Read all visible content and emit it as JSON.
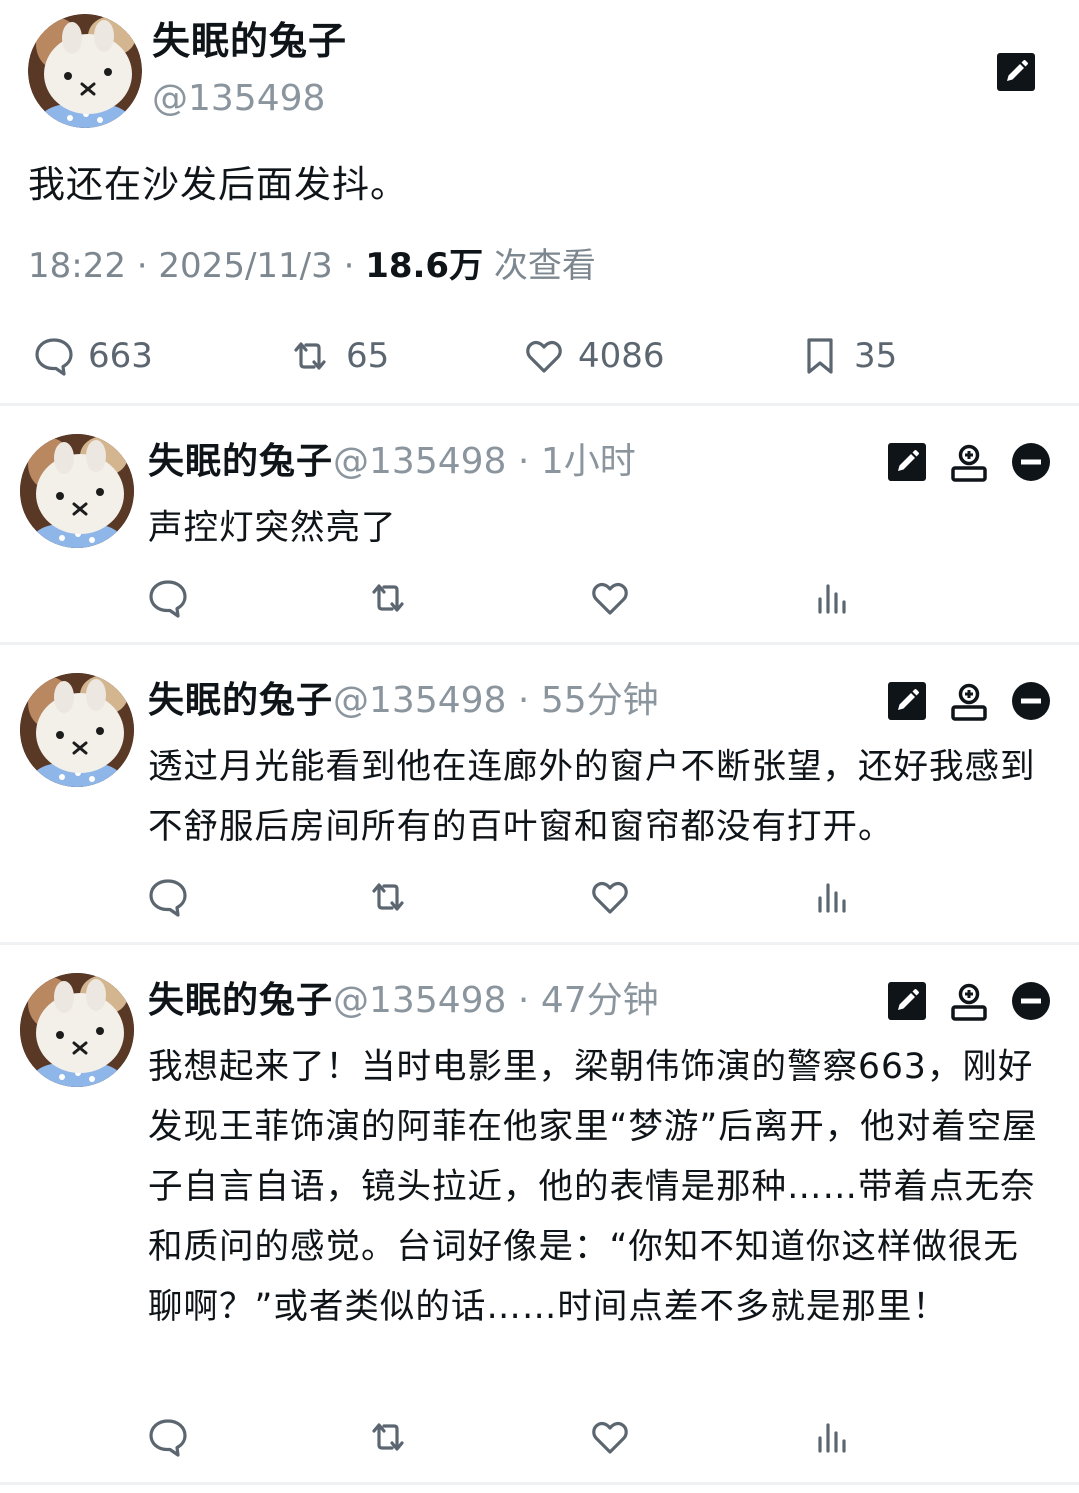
{
  "post": {
    "author_name": "失眠的兔子",
    "handle": "@135498",
    "text": "我还在沙发后面发抖。",
    "time": "18:22",
    "date": "2025/11/3",
    "views": "18.6万",
    "views_label": "次查看",
    "stats": {
      "replies": "663",
      "reposts": "65",
      "likes": "4086",
      "bookmarks": "35"
    }
  },
  "replies": [
    {
      "author_name": "失眠的兔子",
      "handle": "@135498",
      "time_ago": "1小时",
      "text": "声控灯突然亮了"
    },
    {
      "author_name": "失眠的兔子",
      "handle": "@135498",
      "time_ago": "55分钟",
      "text": "透过月光能看到他在连廊外的窗户不断张望，还好我感到不舒服后房间所有的百叶窗和窗帘都没有打开。"
    },
    {
      "author_name": "失眠的兔子",
      "handle": "@135498",
      "time_ago": "47分钟",
      "text": "我想起来了！当时电影里，梁朝伟饰演的警察663，刚好发现王菲饰演的阿菲在他家里“梦游”后离开，他对着空屋子自言自语，镜头拉近，他的表情是那种……带着点无奈和质问的感觉。台词好像是：“你知不知道你这样做很无聊啊？”或者类似的话……时间点差不多就是那里！"
    }
  ],
  "separator": "·",
  "icons": [
    "edit-icon",
    "add-user-icon",
    "remove-icon",
    "comment-icon",
    "repost-icon",
    "like-icon",
    "bookmark-icon",
    "views-icon"
  ],
  "colors": {
    "text": "#0f1419",
    "secondary": "#8b959e",
    "divider": "#eff1f3"
  }
}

-*-

§ **Problem details**
Your task is to retype all the entries exactly and leave out any pictures.

§ **Problem solution**
Read all visible content and emit it as JSON.
{
  "post": {
    "author_name": "失眠的兔子",
    "handle": "@135498",
    "text": "我还在沙发后面发抖。",
    "time": "18:22",
    "date": "2025/11/3",
    "views": "18.6万",
    "views_label": "次查看",
    "stats": {
      "replies": "663",
      "reposts": "65",
      "likes": "4086",
      "bookmarks": "35"
    }
  },
  "replies": [
    {
      "author_name": "失眠的兔子",
      "handle": "@135498",
      "time_ago": "1小时",
      "text": "声控灯突然亮了"
    },
    {
      "author_name": "失眠的兔子",
      "handle": "@135498",
      "time_ago": "55分钟",
      "text": "透过月光能看到他在连廊外的窗户不断张望，还好我感到不舒服后房间所有的百叶窗和窗帘都没有打开。"
    },
    {
      "author_name": "失眠的兔子",
      "handle": "@135498",
      "time_ago": "47分钟",
      "text": "我想起来了！当时电影里，梁朝伟饰演的警察663，刚好发现王菲饰演的阿菲在他家里“梦游”后离开，他对着空屋子自言自语，镜头拉近，他的表情是那种……带着点无奈和质问的感觉。台词好像是：“你知不知道你这样做很无聊啊？”或者类似的话……时间点差不多就是那里！"
    }
  ],
  "separator": "·",
  "icons": [
    "edit-icon",
    "add-user-icon",
    "remove-icon",
    "comment-icon",
    "repost-icon",
    "like-icon",
    "bookmark-icon",
    "views-icon"
  ],
  "colors": {
    "text": "#0f1419",
    "secondary": "#8b959e",
    "divider": "#eff1f3"
  }
}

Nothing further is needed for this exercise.